__DATA SECTION__:
↓

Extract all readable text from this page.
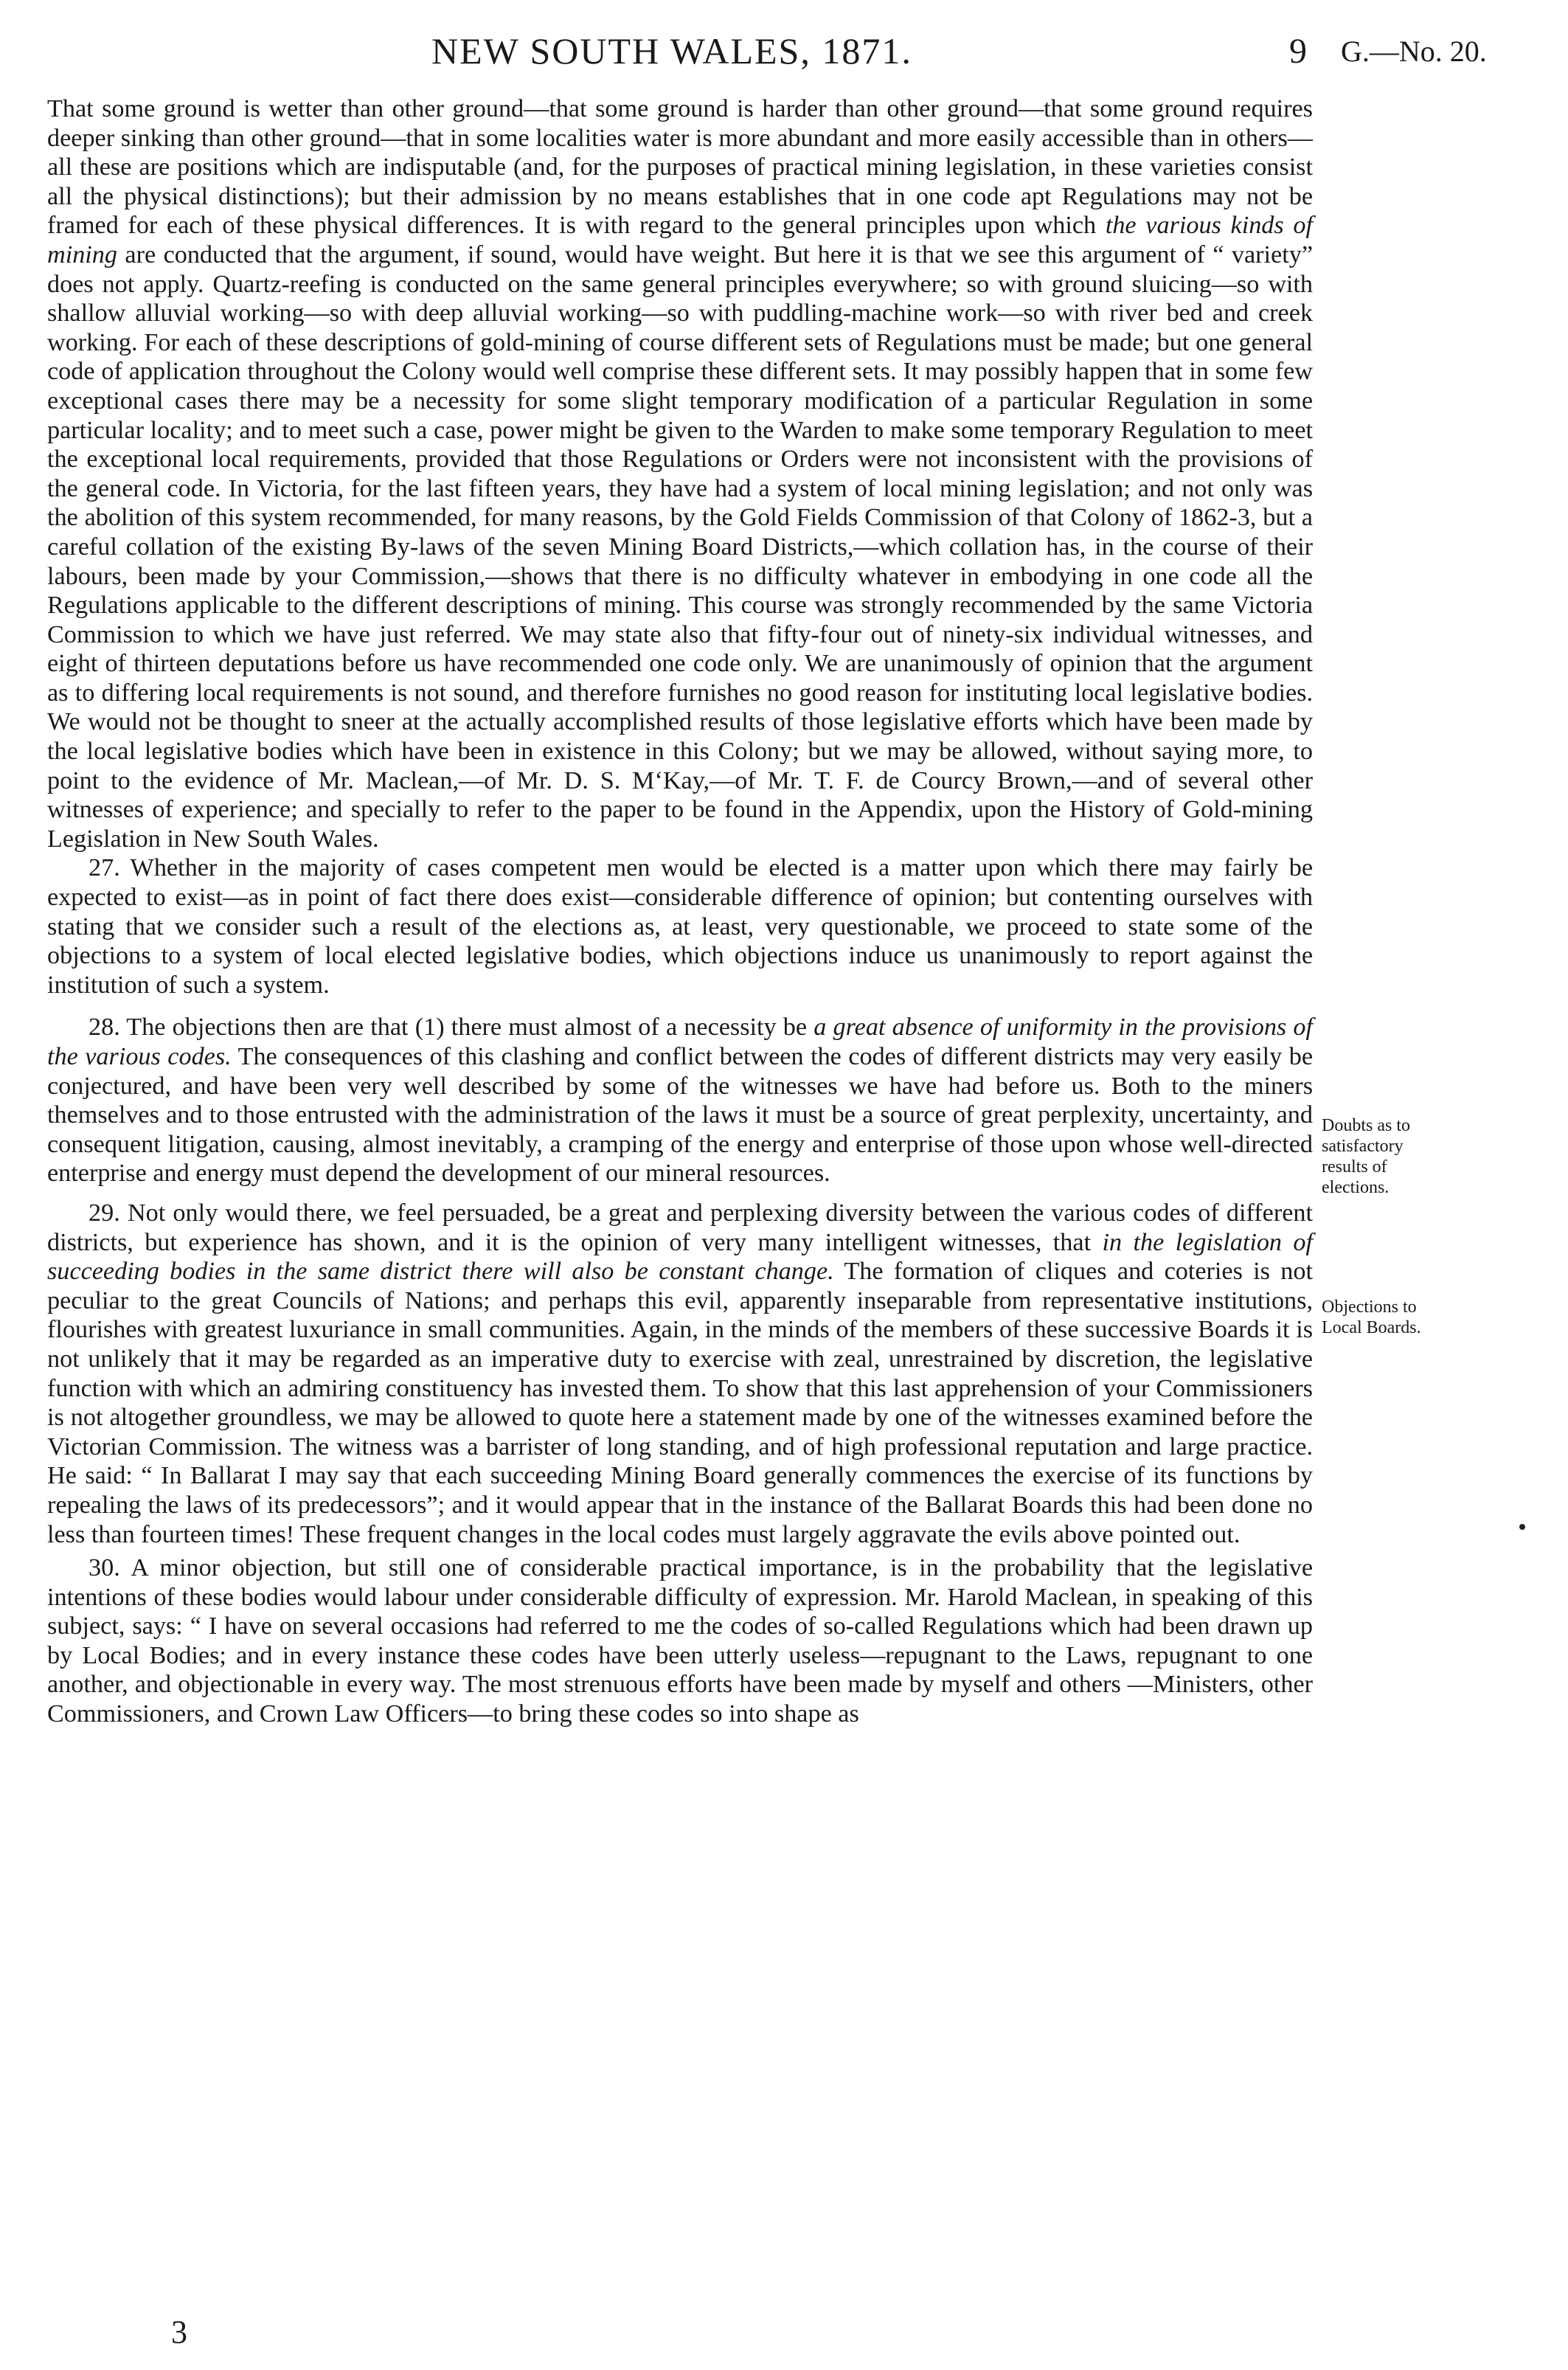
NEW SOUTH WALES, 1871.	9 G.—No. 20.

That some ground is wetter than other ground—that some ground is harder than other ground—that some ground requires deeper sinking than other ground—that in some localities water is more abundant and more easily accessible than in others—all these are positions which are indisputable (and, for the purposes of practical mining legislation, in these varieties consist all the physical distinctions); but their admission by no means establishes that in one code apt Regulations may not be framed for each of these physical differences. It is with regard to the general principles upon which the various kinds of mining are conducted that the argument, if sound, would have weight. But here it is that we see this argument of “ variety” does not apply. Quartz-reefing is conducted on the same general principles everywhere; so with ground sluicing—so with shallow alluvial working—so with deep alluvial working—so with puddling-machine work—so with river bed and creek working. For each of these descriptions of gold-mining of course different sets of Regulations must be made; but one general code of application throughout the Colony would well comprise these different sets. It may possibly happen that in some few exceptional cases there may be a necessity for some slight temporary modification of a particular Regulation in some particular locality; and to meet such a case, power might be given to the Warden to make some temporary Regulation to meet the exceptional local requirements, provided that those Regulations or Orders were not inconsistent with the provisions of the general code. In Victoria, for the last fifteen years, they have had a system of local mining legislation; and not only was the abolition of this system recommended, for many reasons, by the Gold Fields Commission of that Colony of 1862-3, but a careful collation of the existing By-laws of the seven Mining Board Districts,—which collation has, in the course of their labours, been made by your Commission,—shows that there is no difficulty whatever in embodying in one code all the Regulations applicable to the different descriptions of mining. This course was strongly recommended by the same Victoria Commission to which we have just referred. We may state also that fifty-four out of ninety-six individual witnesses, and eight of thirteen deputations before us have recommended one code only. We are unanimously of opinion that the argument as to differing local requirements is not sound, and therefore furnishes no good reason for instituting local legislative bodies. We would not be thought to sneer at the actually accomplished results of those legislative efforts which have been made by the local legislative bodies which have been in existence in this Colony; but we may be allowed, without saying more, to point to the evidence of Mr. Maclean,—of Mr. D. S. M‘Kay,—of Mr. T. F. de Courcy Brown,—and of several other witnesses of experience; and specially to refer to the paper to be found in the Appendix, upon the History of Gold-mining Legislation in New South Wales.

27. Whether in the majority of cases competent men would be elected is a matter upon which there may fairly be expected to exist—as in point of fact there does exist—considerable difference of opinion; but contenting ourselves with stating that we consider such a result of the elections as, at least, very questionable, we proceed to state some of the objections to a system of local elected legislative bodies, which objections induce us unanimously to report against the institution of such a system.

28. The objections then are that (1) there must almost of a necessity be a great absence of uniformity in the provisions of the various codes. The consequences of this clashing and conflict between the codes of different districts may very easily be conjectured, and have been very well described by some of the witnesses we have had before us. Both to the miners themselves and to those entrusted with the administration of the laws it must be a source of great perplexity, uncertainty, and consequent litigation, causing, almost inevitably, a cramping of the energy and enterprise of those upon whose well-directed enterprise and energy must depend the development of our mineral resources.

29. Not only would there, we feel persuaded, be a great and perplexing diversity between the various codes of different districts, but experience has shown, and it is the opinion of very many intelligent witnesses, that in the legislation of succeeding bodies in the same district there will also be constant change. The formation of cliques and coteries is not peculiar to the great Councils of Nations; and perhaps this evil, apparently inseparable from representative institutions, flourishes with greatest luxuriance in small communities. Again, in the minds of the members of these successive Boards it is not unlikely that it may be regarded as an imperative duty to exercise with zeal, unrestrained by discretion, the legislative function with which an admiring constituency has invested them. To show that this last apprehension of your Commissioners is not altogether groundless, we may be allowed to quote here a statement made by one of the witnesses examined before the Victorian Commission. The witness was a barrister of long standing, and of high professional reputation and large practice. He said: “ In Ballarat I may say that each succeeding Mining Board generally commences the exercise of its functions by repealing the laws of its predecessors”; and it would appear that in the instance of the Ballarat Boards this had been done no less than fourteen times! These frequent changes in the local codes must largely aggravate the evils above pointed out.

30. A minor objection, but still one of considerable practical importance, is in the probability that the legislative intentions of these bodies would labour under considerable difficulty of expression. Mr. Harold Maclean, in speaking of this subject, says: “ I have on several occasions had referred to me the codes of so-called Regulations which had been drawn up by Local Bodies; and in every instance these codes have been utterly useless—repugnant to the Laws, repugnant to one another, and objectionable in every way. The most strenuous efforts have been made by myself and others —Ministers, other Commissioners, and Crown Law Officers—to bring these codes so into shape as

Doubts as to
satisfactory
results of
elections.
Objections to
Local Boards.
3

↑

__AIM__: Copy the whole of the material above exactly, but not its images.

__WRITTEN ANSWER__:
Extract all readable text from this page.
NEW SOUTH WALES, 1871.	9 G.—No. 20.

That some ground is wetter than other ground—that some ground is harder than other ground—that some ground requires deeper sinking than other ground—that in some localities water is more abundant and more easily accessible than in others—all these are positions which are indisputable (and, for the purposes of practical mining legislation, in these varieties consist all the physical distinctions); but their admission by no means establishes that in one code apt Regulations may not be framed for each of these physical differences. It is with regard to the general principles upon which the various kinds of mining are conducted that the argument, if sound, would have weight. But here it is that we see this argument of “ variety” does not apply. Quartz-reefing is conducted on the same general principles everywhere; so with ground sluicing—so with shallow alluvial working—so with deep alluvial working—so with puddling-machine work—so with river bed and creek working. For each of these descriptions of gold-mining of course different sets of Regulations must be made; but one general code of application throughout the Colony would well comprise these different sets. It may possibly happen that in some few exceptional cases there may be a necessity for some slight temporary modification of a particular Regulation in some particular locality; and to meet such a case, power might be given to the Warden to make some temporary Regulation to meet the exceptional local requirements, provided that those Regulations or Orders were not inconsistent with the provisions of the general code. In Victoria, for the last fifteen years, they have had a system of local mining legislation; and not only was the abolition of this system recommended, for many reasons, by the Gold Fields Commission of that Colony of 1862-3, but a careful collation of the existing By-laws of the seven Mining Board Districts,—which collation has, in the course of their labours, been made by your Commission,—shows that there is no difficulty whatever in embodying in one code all the Regulations applicable to the different descriptions of mining. This course was strongly recommended by the same Victoria Commission to which we have just referred. We may state also that fifty-four out of ninety-six individual witnesses, and eight of thirteen deputations before us have recommended one code only. We are unanimously of opinion that the argument as to differing local requirements is not sound, and therefore furnishes no good reason for instituting local legislative bodies. We would not be thought to sneer at the actually accomplished results of those legislative efforts which have been made by the local legislative bodies which have been in existence in this Colony; but we may be allowed, without saying more, to point to the evidence of Mr. Maclean,—of Mr. D. S. M‘Kay,—of Mr. T. F. de Courcy Brown,—and of several other witnesses of experience; and specially to refer to the paper to be found in the Appendix, upon the History of Gold-mining Legislation in New South Wales.

27. Whether in the majority of cases competent men would be elected is a matter upon which there may fairly be expected to exist—as in point of fact there does exist—considerable difference of opinion; but contenting ourselves with stating that we consider such a result of the elections as, at least, very questionable, we proceed to state some of the objections to a system of local elected legislative bodies, which objections induce us unanimously to report against the institution of such a system.

28. The objections then are that (1) there must almost of a necessity be a great absence of uniformity in the provisions of the various codes. The consequences of this clashing and conflict between the codes of different districts may very easily be conjectured, and have been very well described by some of the witnesses we have had before us. Both to the miners themselves and to those entrusted with the administration of the laws it must be a source of great perplexity, uncertainty, and consequent litigation, causing, almost inevitably, a cramping of the energy and enterprise of those upon whose well-directed enterprise and energy must depend the development of our mineral resources.

29. Not only would there, we feel persuaded, be a great and perplexing diversity between the various codes of different districts, but experience has shown, and it is the opinion of very many intelligent witnesses, that in the legislation of succeeding bodies in the same district there will also be constant change. The formation of cliques and coteries is not peculiar to the great Councils of Nations; and perhaps this evil, apparently inseparable from representative institutions, flourishes with greatest luxuriance in small communities. Again, in the minds of the members of these successive Boards it is not unlikely that it may be regarded as an imperative duty to exercise with zeal, unrestrained by discretion, the legislative function with which an admiring constituency has invested them. To show that this last apprehension of your Commissioners is not altogether groundless, we may be allowed to quote here a statement made by one of the witnesses examined before the Victorian Commission. The witness was a barrister of long standing, and of high professional reputation and large practice. He said: “ In Ballarat I may say that each succeeding Mining Board generally commences the exercise of its functions by repealing the laws of its predecessors”; and it would appear that in the instance of the Ballarat Boards this had been done no less than fourteen times! These frequent changes in the local codes must largely aggravate the evils above pointed out.

30. A minor objection, but still one of considerable practical importance, is in the probability that the legislative intentions of these bodies would labour under considerable difficulty of expression. Mr. Harold Maclean, in speaking of this subject, says: “ I have on several occasions had referred to me the codes of so-called Regulations which had been drawn up by Local Bodies; and in every instance these codes have been utterly useless—repugnant to the Laws, repugnant to one another, and objectionable in every way. The most strenuous efforts have been made by myself and others —Ministers, other Commissioners, and Crown Law Officers—to bring these codes so into shape as

Doubts as to
satisfactory
results of
elections.
Objections to
Local Boards.
3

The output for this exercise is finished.